◆ Source material ◆

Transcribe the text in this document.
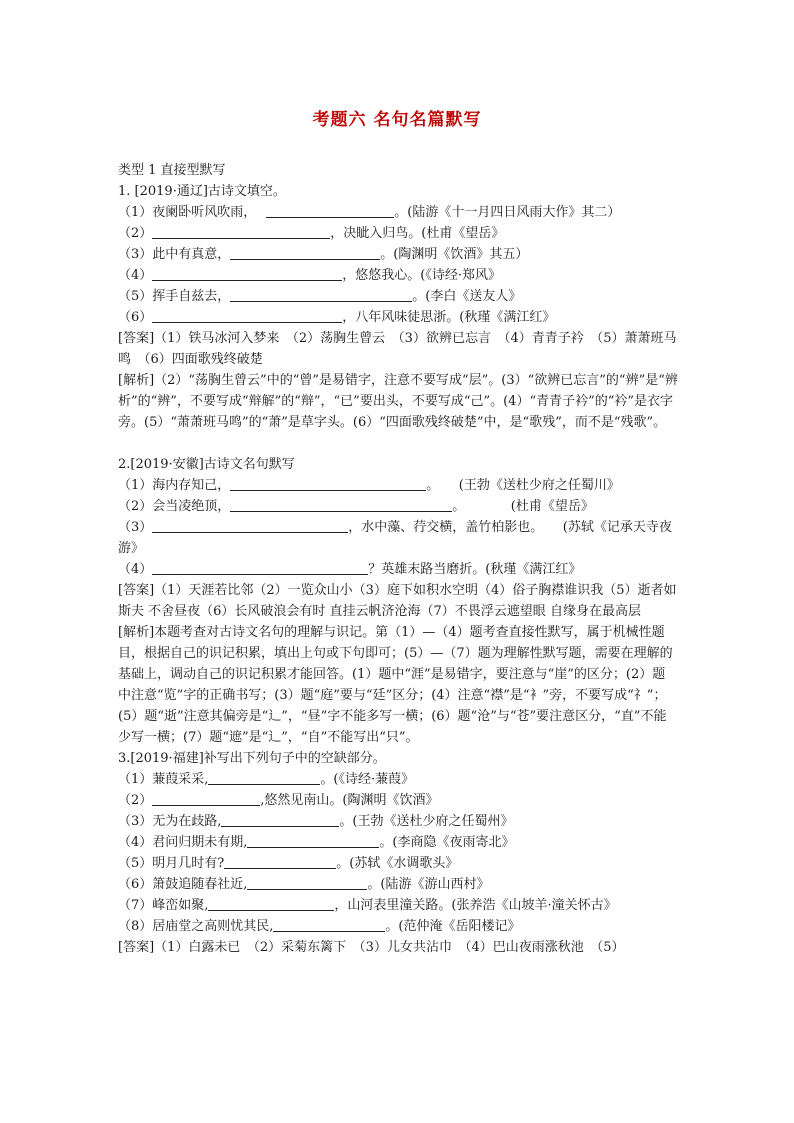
考题六 名句名篇默写

类型 1 直接型默写

1. [2019·通辽]古诗文填空。

（1）夜阑卧听风吹雨，	。(陆游《十一月四日风雨大作》其二）

（2）	，决眦入归鸟。(杜甫《望岳》

（3）此中有真意，	。(陶渊明《饮酒》其五）

（4）	，悠悠我心。(《诗经·郑风》

（5）挥手自兹去，	。(李白《送友人》

（6）	，八年风味徒思浙。(秋瑾《满江红》

[答案]（1）铁马冰河入梦来　（2）荡胸生曾云　（3）欲辨已忘言　（4）青青子衿　（5）萧萧班马鸣　（6）四面歌残终破楚

[解析]（2）“荡胸生曾云”中的“曾”是易错字，注意不要写成“层”。(3）“欲辨已忘言”的“辨”是“辨析”的“辨”，不要写成“辩解”的“辩”，“已”要出头，不要写成“己”。(4）“青青子衿”的“衿”是衣字旁。(5）“萧萧班马鸣”的“萧”是草字头。(6）“四面歌残终破楚”中，是“歌残”，而不是“残歌”。

2.[2019·安徽]古诗文名句默写

（1）海内存知己，	。　　(王勃《送杜少府之任蜀川》

（2）会当凌绝顶，	。　　　　(杜甫《望岳》

（3）	，水中藻、荇交横，盖竹柏影也。　　(苏轼《记承天寺夜游》

（4）	？英雄末路当磨折。(秋瑾《满江红》

[答案]（1）天涯若比邻（2）一览众山小（3）庭下如积水空明（4）俗子胸襟谁识我（5）逝者如斯夫 不舍昼夜（6）长风破浪会有时 直挂云帆济沧海（7）不畏浮云遮望眼 自缘身在最高层

[解析]本题考查对古诗文名句的理解与识记。第（1）—（4）题考查直接性默写，属于机械性题目，根据自己的识记积累，填出上句或下句即可；(5）—（7）题为理解性默写题，需要在理解的基础上，调动自己的识记积累才能回答。(1）题中“涯”是易错字，要注意与“崖”的区分；(2）题中注意“览”字的正确书写；(3）题“庭”要与“廷”区分；(4）注意“襟”是“衤”旁，不要写成“礻”；(5）题“逝”注意其偏旁是“辶”，“昼”字不能多写一横；(6）题“沧”与“苍”要注意区分，“直”不能少写一横；(7）题“遮”是“辶”，“自”不能写出“只”。

3.[2019·福建]补写出下列句子中的空缺部分。

（1）蒹葭采采,	。(《诗经·蒹葭》

（2）	,悠然见南山。(陶渊明《饮酒》

（3）无为在歧路,	。(王勃《送杜少府之任蜀州》

（4）君问归期未有期,	。(李商隐《夜雨寄北》

（5）明月几时有?	。(苏轼《水调歌头》

（6）箫鼓追随春社近,	。(陆游《游山西村》

（7）峰峦如聚,	，山河表里潼关路。(张养浩《山坡羊·潼关怀古》

（8）居庙堂之高则忧其民,	。(范仲淹《岳阳楼记》

[答案]（1）白露未已　（2）采菊东篱下　（3）儿女共沾巾　（4）巴山夜雨涨秋池　（5）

◆ Task description ◆
Only lines with "四面歌残终破楚" are wanted here; list each of them.

◆ Solution ◆
[答案]（1）铁马冰河入梦来　（2）荡胸生曾云　（3）欲辨已忘言　（4）青青子衿　（5）萧萧班马鸣　（6）四面歌残终破楚
[解析]（2）“荡胸生曾云”中的“曾”是易错字，注意不要写成“层”。(3）“欲辨已忘言”的“辨”是“辨析”的“辨”，不要写成“辩解”的“辩”，“已”要出头，不要写成“己”。(4）“青青子衿”的“衿”是衣字旁。(5）“萧萧班马鸣”的“萧”是草字头。(6）“四面歌残终破楚”中，是“歌残”，而不是“残歌”。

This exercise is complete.